Stated exercise
Count every line where "BÚSQUEDA" shows up, and give that number only.

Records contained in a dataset
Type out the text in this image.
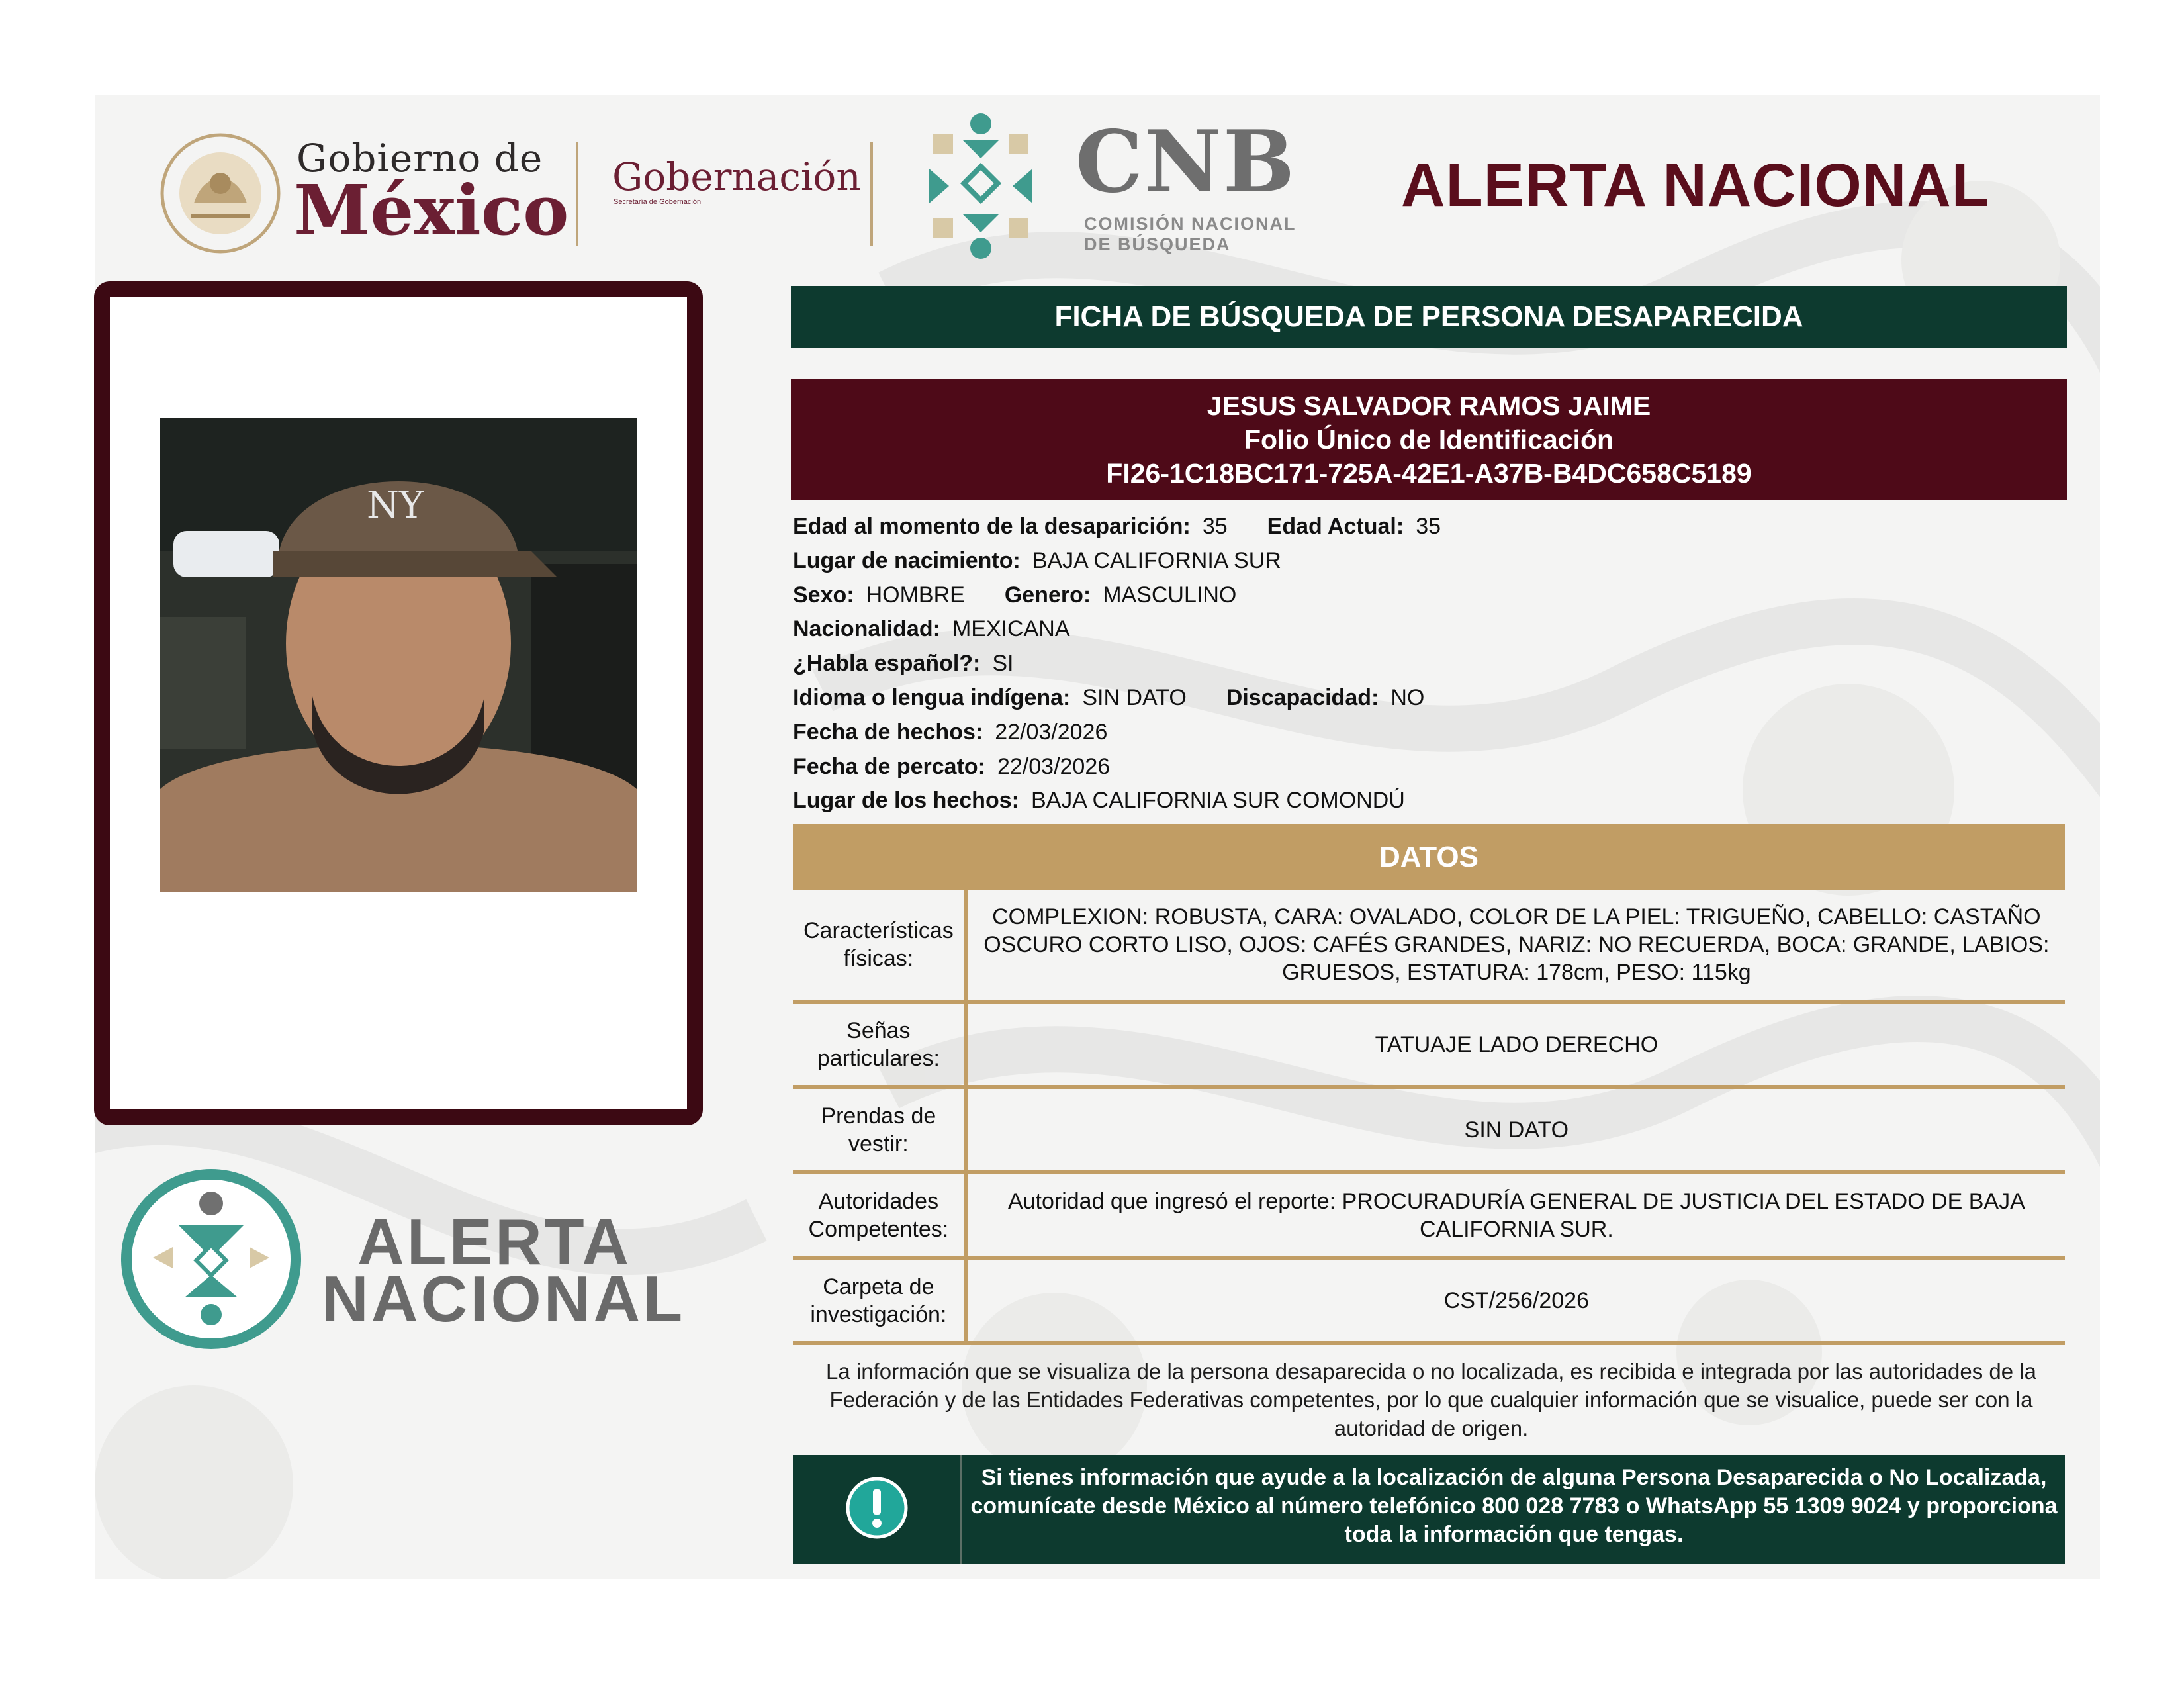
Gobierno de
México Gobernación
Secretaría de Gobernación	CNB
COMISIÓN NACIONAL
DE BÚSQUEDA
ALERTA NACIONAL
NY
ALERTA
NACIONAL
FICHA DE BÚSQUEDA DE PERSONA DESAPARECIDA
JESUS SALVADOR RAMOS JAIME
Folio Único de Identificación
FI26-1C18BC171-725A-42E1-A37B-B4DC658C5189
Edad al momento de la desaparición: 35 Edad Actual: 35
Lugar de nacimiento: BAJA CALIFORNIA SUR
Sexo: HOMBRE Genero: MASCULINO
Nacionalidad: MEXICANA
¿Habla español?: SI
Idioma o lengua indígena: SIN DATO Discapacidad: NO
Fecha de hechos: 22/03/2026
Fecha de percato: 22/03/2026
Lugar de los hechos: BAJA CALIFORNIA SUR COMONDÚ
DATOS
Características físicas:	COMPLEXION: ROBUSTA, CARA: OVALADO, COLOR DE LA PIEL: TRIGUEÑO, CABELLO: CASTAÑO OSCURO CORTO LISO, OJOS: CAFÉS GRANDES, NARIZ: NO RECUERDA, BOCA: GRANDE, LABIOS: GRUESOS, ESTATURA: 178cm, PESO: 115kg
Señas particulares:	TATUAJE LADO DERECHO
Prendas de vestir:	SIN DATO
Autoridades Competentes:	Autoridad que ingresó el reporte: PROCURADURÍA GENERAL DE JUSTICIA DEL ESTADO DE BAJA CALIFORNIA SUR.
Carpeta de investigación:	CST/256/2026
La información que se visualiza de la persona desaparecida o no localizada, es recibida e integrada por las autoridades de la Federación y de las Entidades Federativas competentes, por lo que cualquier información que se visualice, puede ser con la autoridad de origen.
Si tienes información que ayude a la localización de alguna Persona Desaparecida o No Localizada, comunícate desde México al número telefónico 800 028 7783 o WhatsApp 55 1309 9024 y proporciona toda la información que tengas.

Exercise response
2